▸ **Dataset entries**
-.-.-
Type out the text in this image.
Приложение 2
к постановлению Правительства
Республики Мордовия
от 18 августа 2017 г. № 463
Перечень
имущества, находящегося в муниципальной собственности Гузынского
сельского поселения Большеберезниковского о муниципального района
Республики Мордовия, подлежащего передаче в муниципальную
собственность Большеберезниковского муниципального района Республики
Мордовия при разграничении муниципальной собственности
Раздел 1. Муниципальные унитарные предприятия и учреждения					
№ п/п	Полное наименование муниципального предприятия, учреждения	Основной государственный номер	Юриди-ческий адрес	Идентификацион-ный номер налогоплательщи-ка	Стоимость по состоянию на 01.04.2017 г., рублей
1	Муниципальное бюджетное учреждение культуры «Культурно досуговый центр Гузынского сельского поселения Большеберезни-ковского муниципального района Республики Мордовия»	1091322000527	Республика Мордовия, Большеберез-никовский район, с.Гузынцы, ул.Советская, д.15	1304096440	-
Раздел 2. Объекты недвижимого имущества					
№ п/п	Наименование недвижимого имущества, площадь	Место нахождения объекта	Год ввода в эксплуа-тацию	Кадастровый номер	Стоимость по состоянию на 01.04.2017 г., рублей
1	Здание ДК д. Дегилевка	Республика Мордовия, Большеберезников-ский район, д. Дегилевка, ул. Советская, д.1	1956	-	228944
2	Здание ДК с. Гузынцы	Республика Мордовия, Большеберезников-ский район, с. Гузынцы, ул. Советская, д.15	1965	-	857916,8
-.-.-
▸ **Stated task**
Every entry must be quoted exactly as it appears above.

▸ **Task result**
Type out the text in this image.
Приложение 2
к постановлению Правительства
Республики Мордовия
от 18 августа 2017 г. № 463
Перечень
имущества, находящегося в муниципальной собственности Гузынского
сельского поселения Большеберезниковского о муниципального района
Республики Мордовия, подлежащего передаче в муниципальную
собственность Большеберезниковского муниципального района Республики
Мордовия при разграничении муниципальной собственности
Раздел 1. Муниципальные унитарные предприятия и учреждения					
№ п/п	Полное наименование муниципального предприятия, учреждения	Основной государственный номер	Юриди-ческий адрес	Идентификацион-ный номер налогоплательщи-ка	Стоимость по состоянию на 01.04.2017 г., рублей
1	Муниципальное бюджетное учреждение культуры «Культурно досуговый центр Гузынского сельского поселения Большеберезни-ковского муниципального района Республики Мордовия»	1091322000527	Республика Мордовия, Большеберез-никовский район, с.Гузынцы, ул.Советская, д.15	1304096440	-
Раздел 2. Объекты недвижимого имущества					
№ п/п	Наименование недвижимого имущества, площадь	Место нахождения объекта	Год ввода в эксплуа-тацию	Кадастровый номер	Стоимость по состоянию на 01.04.2017 г., рублей
1	Здание ДК д. Дегилевка	Республика Мордовия, Большеберезников-ский район, д. Дегилевка, ул. Советская, д.1	1956	-	228944
2	Здание ДК с. Гузынцы	Республика Мордовия, Большеберезников-ский район, с. Гузынцы, ул. Советская, д.15	1965	-	857916,8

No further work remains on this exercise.